▸ AIM
Repeat the records exactly. Every line must match.

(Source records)
--- Start ---

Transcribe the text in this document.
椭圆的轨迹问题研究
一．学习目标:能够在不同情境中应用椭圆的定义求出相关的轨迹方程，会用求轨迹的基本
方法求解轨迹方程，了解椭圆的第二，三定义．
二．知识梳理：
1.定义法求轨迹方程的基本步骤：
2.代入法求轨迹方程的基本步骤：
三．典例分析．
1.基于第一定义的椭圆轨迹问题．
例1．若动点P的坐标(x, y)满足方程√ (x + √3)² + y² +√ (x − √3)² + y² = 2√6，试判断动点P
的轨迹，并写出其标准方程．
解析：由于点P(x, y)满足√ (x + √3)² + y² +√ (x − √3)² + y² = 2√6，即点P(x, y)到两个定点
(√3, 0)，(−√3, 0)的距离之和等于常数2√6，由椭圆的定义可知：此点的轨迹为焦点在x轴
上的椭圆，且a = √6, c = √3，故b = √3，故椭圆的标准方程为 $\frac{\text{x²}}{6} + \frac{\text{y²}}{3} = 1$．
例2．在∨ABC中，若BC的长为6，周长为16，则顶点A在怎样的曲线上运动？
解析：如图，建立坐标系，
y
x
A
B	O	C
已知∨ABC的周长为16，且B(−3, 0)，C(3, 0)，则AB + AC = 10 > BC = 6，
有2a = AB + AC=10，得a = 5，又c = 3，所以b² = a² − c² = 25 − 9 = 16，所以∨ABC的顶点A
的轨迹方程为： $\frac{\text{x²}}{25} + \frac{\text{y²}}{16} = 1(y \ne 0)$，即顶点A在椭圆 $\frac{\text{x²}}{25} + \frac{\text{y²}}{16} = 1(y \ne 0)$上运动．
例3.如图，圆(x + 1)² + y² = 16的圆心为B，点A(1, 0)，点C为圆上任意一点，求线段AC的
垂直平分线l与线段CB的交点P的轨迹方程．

--- End ---

▸ RESPONSE TO THE TASK
Transcribe the text in this document.
椭圆的轨迹问题研究
一．学习目标:能够在不同情境中应用椭圆的定义求出相关的轨迹方程，会用求轨迹的基本
方法求解轨迹方程，了解椭圆的第二，三定义．
二．知识梳理：
1.定义法求轨迹方程的基本步骤：
2.代入法求轨迹方程的基本步骤：
三．典例分析．
1.基于第一定义的椭圆轨迹问题．
例1．若动点P的坐标(x, y)满足方程√ (x + √3)² + y² +√ (x − √3)² + y² = 2√6，试判断动点P
的轨迹，并写出其标准方程．
解析：由于点P(x, y)满足√ (x + √3)² + y² +√ (x − √3)² + y² = 2√6，即点P(x, y)到两个定点
(√3, 0)，(−√3, 0)的距离之和等于常数2√6，由椭圆的定义可知：此点的轨迹为焦点在x轴
上的椭圆，且a = √6, c = √3，故b = √3，故椭圆的标准方程为 $\frac{\text{x²}}{6} + \frac{\text{y²}}{3} = 1$．
例2．在∨ABC中，若BC的长为6，周长为16，则顶点A在怎样的曲线上运动？
解析：如图，建立坐标系，
y
x
A
B	O	C
已知∨ABC的周长为16，且B(−3, 0)，C(3, 0)，则AB + AC = 10 > BC = 6，
有2a = AB + AC=10，得a = 5，又c = 3，所以b² = a² − c² = 25 − 9 = 16，所以∨ABC的顶点A
的轨迹方程为： $\frac{\text{x²}}{25} + \frac{\text{y²}}{16} = 1(y \ne 0)$，即顶点A在椭圆 $\frac{\text{x²}}{25} + \frac{\text{y²}}{16} = 1(y \ne 0)$上运动．
例3.如图，圆(x + 1)² + y² = 16的圆心为B，点A(1, 0)，点C为圆上任意一点，求线段AC的
垂直平分线l与线段CB的交点P的轨迹方程．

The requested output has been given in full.